* _The exercise_
Write out the material exactly. Do not include the pictures.

-- Start of Source material --

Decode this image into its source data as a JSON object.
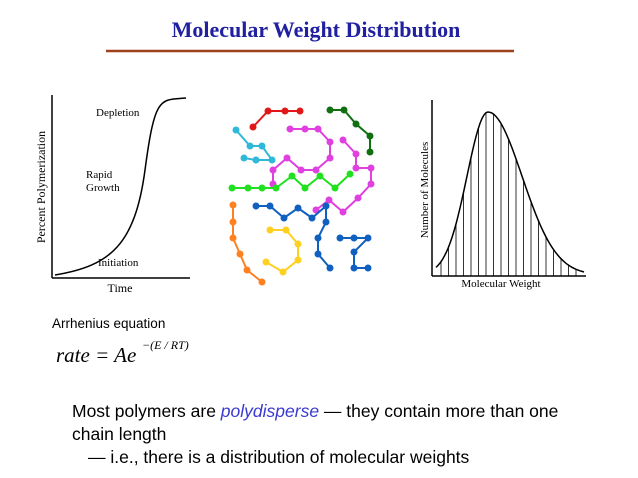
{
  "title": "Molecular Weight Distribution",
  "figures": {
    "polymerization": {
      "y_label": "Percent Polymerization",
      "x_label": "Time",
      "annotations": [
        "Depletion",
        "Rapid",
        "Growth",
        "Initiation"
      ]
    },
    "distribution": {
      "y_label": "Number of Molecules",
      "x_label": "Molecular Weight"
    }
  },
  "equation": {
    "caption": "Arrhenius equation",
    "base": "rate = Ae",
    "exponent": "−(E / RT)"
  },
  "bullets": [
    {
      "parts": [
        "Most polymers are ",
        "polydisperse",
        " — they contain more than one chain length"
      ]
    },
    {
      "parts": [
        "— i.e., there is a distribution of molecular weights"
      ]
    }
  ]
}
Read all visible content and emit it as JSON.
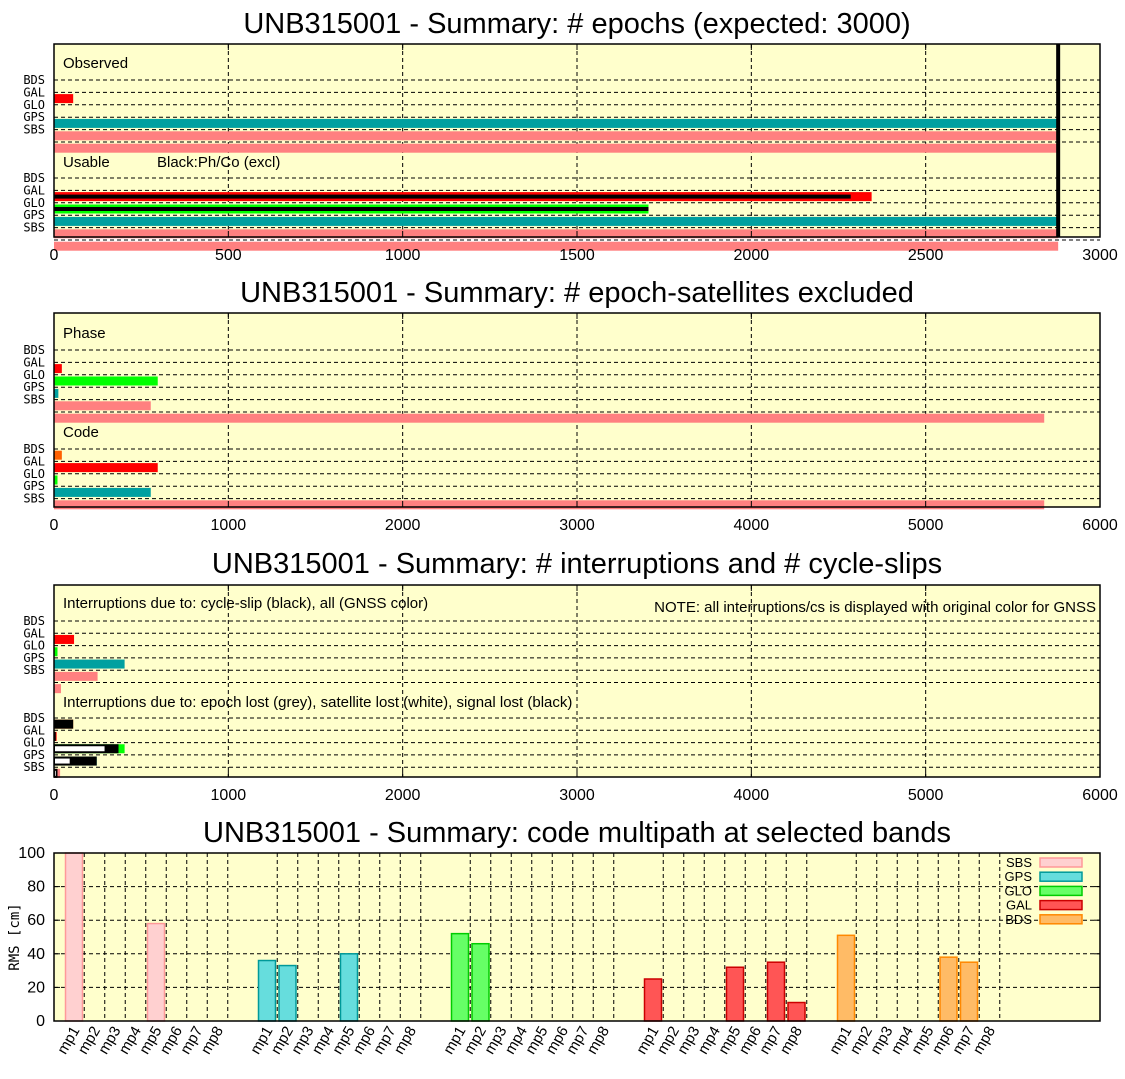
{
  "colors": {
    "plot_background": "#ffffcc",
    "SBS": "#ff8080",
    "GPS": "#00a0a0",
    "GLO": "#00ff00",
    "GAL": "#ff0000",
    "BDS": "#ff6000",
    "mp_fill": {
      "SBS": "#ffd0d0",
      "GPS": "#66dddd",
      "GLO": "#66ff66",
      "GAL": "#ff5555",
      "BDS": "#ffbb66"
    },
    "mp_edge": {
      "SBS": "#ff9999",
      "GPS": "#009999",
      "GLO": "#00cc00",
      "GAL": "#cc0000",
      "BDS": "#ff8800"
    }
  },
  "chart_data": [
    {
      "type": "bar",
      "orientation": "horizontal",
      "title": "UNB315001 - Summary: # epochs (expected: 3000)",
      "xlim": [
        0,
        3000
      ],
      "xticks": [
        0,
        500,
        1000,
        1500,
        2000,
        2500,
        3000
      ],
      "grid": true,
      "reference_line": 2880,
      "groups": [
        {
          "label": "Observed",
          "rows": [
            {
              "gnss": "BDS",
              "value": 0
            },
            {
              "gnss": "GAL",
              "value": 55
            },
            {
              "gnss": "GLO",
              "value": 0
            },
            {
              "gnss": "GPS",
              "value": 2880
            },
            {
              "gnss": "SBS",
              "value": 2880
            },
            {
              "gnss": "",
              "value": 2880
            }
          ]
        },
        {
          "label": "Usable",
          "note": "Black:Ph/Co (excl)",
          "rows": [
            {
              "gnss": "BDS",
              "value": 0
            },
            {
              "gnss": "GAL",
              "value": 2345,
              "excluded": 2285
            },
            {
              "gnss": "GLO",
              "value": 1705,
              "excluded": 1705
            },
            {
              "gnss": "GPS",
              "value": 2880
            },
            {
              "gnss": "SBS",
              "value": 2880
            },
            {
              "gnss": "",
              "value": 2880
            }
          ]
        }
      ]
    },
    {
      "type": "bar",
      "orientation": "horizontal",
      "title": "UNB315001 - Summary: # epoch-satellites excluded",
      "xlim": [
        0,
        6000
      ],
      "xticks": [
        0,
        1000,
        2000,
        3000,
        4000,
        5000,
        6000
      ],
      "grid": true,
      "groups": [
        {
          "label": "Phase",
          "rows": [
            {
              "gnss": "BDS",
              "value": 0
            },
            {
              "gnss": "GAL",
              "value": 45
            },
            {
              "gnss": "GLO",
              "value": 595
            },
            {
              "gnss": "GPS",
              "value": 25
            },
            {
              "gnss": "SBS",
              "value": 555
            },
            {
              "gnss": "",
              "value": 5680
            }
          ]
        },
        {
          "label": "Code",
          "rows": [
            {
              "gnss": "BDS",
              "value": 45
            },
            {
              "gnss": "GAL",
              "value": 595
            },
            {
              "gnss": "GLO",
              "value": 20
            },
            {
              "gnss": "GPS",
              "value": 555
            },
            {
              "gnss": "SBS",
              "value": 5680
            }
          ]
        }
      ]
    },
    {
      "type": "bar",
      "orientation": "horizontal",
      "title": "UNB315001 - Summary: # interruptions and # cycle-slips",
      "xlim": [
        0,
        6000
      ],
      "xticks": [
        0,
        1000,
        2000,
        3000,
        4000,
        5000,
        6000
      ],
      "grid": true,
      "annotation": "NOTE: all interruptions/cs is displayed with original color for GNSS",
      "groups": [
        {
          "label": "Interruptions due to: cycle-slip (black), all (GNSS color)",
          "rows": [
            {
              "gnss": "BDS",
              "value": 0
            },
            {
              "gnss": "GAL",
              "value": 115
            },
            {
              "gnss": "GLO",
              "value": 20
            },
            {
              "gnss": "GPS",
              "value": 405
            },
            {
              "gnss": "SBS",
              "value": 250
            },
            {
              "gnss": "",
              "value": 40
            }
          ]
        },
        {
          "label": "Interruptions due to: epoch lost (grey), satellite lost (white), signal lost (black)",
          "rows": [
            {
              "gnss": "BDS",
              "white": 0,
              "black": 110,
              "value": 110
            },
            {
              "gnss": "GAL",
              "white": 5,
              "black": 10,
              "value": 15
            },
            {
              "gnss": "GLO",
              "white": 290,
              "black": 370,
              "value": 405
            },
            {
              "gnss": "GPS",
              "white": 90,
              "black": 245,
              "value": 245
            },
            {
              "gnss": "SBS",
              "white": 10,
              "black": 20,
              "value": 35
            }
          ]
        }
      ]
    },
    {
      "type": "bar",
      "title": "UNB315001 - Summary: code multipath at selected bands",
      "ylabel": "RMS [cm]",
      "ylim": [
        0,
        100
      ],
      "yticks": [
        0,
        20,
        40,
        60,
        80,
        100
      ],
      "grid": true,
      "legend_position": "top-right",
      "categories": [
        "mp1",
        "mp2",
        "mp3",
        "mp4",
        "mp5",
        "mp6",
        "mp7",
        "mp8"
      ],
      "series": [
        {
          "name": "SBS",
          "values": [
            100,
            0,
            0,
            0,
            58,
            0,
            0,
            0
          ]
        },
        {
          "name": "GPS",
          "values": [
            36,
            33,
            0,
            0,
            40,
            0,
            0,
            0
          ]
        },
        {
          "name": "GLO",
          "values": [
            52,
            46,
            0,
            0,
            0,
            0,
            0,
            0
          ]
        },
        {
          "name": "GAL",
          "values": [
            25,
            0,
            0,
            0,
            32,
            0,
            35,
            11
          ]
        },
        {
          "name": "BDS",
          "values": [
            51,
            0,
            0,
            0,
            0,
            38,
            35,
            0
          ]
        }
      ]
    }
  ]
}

-- End of Source material --

* _Solution for this task_
Decode this image into its source data as a JSON object.
{
  "title": "Molecular Weight Distribution",
  "figures": {
    "polymerization": {
      "y_label": "Percent Polymerization",
      "x_label": "Time",
      "annotations": [
        "Depletion",
        "Rapid",
        "Growth",
        "Initiation"
      ]
    },
    "distribution": {
      "y_label": "Number of Molecules",
      "x_label": "Molecular Weight"
    }
  },
  "equation": {
    "caption": "Arrhenius equation",
    "base": "rate = Ae",
    "exponent": "−(E / RT)"
  },
  "bullets": [
    {
      "parts": [
        "Most polymers are ",
        "polydisperse",
        " — they contain more than one chain length"
      ]
    },
    {
      "parts": [
        "— i.e., there is a distribution of molecular weights"
      ]
    }
  ]
}
Read all visible content and emit it as JSON.
{
  "colors": {
    "plot_background": "#ffffcc",
    "SBS": "#ff8080",
    "GPS": "#00a0a0",
    "GLO": "#00ff00",
    "GAL": "#ff0000",
    "BDS": "#ff6000",
    "mp_fill": {
      "SBS": "#ffd0d0",
      "GPS": "#66dddd",
      "GLO": "#66ff66",
      "GAL": "#ff5555",
      "BDS": "#ffbb66"
    },
    "mp_edge": {
      "SBS": "#ff9999",
      "GPS": "#009999",
      "GLO": "#00cc00",
      "GAL": "#cc0000",
      "BDS": "#ff8800"
    }
  },
  "chart_data": [
    {
      "type": "bar",
      "orientation": "horizontal",
      "title": "UNB315001 - Summary: # epochs (expected: 3000)",
      "xlim": [
        0,
        3000
      ],
      "xticks": [
        0,
        500,
        1000,
        1500,
        2000,
        2500,
        3000
      ],
      "grid": true,
      "reference_line": 2880,
      "groups": [
        {
          "label": "Observed",
          "rows": [
            {
              "gnss": "BDS",
              "value": 0
            },
            {
              "gnss": "GAL",
              "value": 55
            },
            {
              "gnss": "GLO",
              "value": 0
            },
            {
              "gnss": "GPS",
              "value": 2880
            },
            {
              "gnss": "SBS",
              "value": 2880
            },
            {
              "gnss": "",
              "value": 2880
            }
          ]
        },
        {
          "label": "Usable",
          "note": "Black:Ph/Co (excl)",
          "rows": [
            {
              "gnss": "BDS",
              "value": 0
            },
            {
              "gnss": "GAL",
              "value": 2345,
              "excluded": 2285
            },
            {
              "gnss": "GLO",
              "value": 1705,
              "excluded": 1705
            },
            {
              "gnss": "GPS",
              "value": 2880
            },
            {
              "gnss": "SBS",
              "value": 2880
            },
            {
              "gnss": "",
              "value": 2880
            }
          ]
        }
      ]
    },
    {
      "type": "bar",
      "orientation": "horizontal",
      "title": "UNB315001 - Summary: # epoch-satellites excluded",
      "xlim": [
        0,
        6000
      ],
      "xticks": [
        0,
        1000,
        2000,
        3000,
        4000,
        5000,
        6000
      ],
      "grid": true,
      "groups": [
        {
          "label": "Phase",
          "rows": [
            {
              "gnss": "BDS",
              "value": 0
            },
            {
              "gnss": "GAL",
              "value": 45
            },
            {
              "gnss": "GLO",
              "value": 595
            },
            {
              "gnss": "GPS",
              "value": 25
            },
            {
              "gnss": "SBS",
              "value": 555
            },
            {
              "gnss": "",
              "value": 5680
            }
          ]
        },
        {
          "label": "Code",
          "rows": [
            {
              "gnss": "BDS",
              "value": 45
            },
            {
              "gnss": "GAL",
              "value": 595
            },
            {
              "gnss": "GLO",
              "value": 20
            },
            {
              "gnss": "GPS",
              "value": 555
            },
            {
              "gnss": "SBS",
              "value": 5680
            }
          ]
        }
      ]
    },
    {
      "type": "bar",
      "orientation": "horizontal",
      "title": "UNB315001 - Summary: # interruptions and # cycle-slips",
      "xlim": [
        0,
        6000
      ],
      "xticks": [
        0,
        1000,
        2000,
        3000,
        4000,
        5000,
        6000
      ],
      "grid": true,
      "annotation": "NOTE: all interruptions/cs is displayed with original color for GNSS",
      "groups": [
        {
          "label": "Interruptions due to: cycle-slip (black), all (GNSS color)",
          "rows": [
            {
              "gnss": "BDS",
              "value": 0
            },
            {
              "gnss": "GAL",
              "value": 115
            },
            {
              "gnss": "GLO",
              "value": 20
            },
            {
              "gnss": "GPS",
              "value": 405
            },
            {
              "gnss": "SBS",
              "value": 250
            },
            {
              "gnss": "",
              "value": 40
            }
          ]
        },
        {
          "label": "Interruptions due to: epoch lost (grey), satellite lost (white), signal lost (black)",
          "rows": [
            {
              "gnss": "BDS",
              "white": 0,
              "black": 110,
              "value": 110
            },
            {
              "gnss": "GAL",
              "white": 5,
              "black": 10,
              "value": 15
            },
            {
              "gnss": "GLO",
              "white": 290,
              "black": 370,
              "value": 405
            },
            {
              "gnss": "GPS",
              "white": 90,
              "black": 245,
              "value": 245
            },
            {
              "gnss": "SBS",
              "white": 10,
              "black": 20,
              "value": 35
            }
          ]
        }
      ]
    },
    {
      "type": "bar",
      "title": "UNB315001 - Summary: code multipath at selected bands",
      "ylabel": "RMS [cm]",
      "ylim": [
        0,
        100
      ],
      "yticks": [
        0,
        20,
        40,
        60,
        80,
        100
      ],
      "grid": true,
      "legend_position": "top-right",
      "categories": [
        "mp1",
        "mp2",
        "mp3",
        "mp4",
        "mp5",
        "mp6",
        "mp7",
        "mp8"
      ],
      "series": [
        {
          "name": "SBS",
          "values": [
            100,
            0,
            0,
            0,
            58,
            0,
            0,
            0
          ]
        },
        {
          "name": "GPS",
          "values": [
            36,
            33,
            0,
            0,
            40,
            0,
            0,
            0
          ]
        },
        {
          "name": "GLO",
          "values": [
            52,
            46,
            0,
            0,
            0,
            0,
            0,
            0
          ]
        },
        {
          "name": "GAL",
          "values": [
            25,
            0,
            0,
            0,
            32,
            0,
            35,
            11
          ]
        },
        {
          "name": "BDS",
          "values": [
            51,
            0,
            0,
            0,
            0,
            38,
            35,
            0
          ]
        }
      ]
    }
  ]
}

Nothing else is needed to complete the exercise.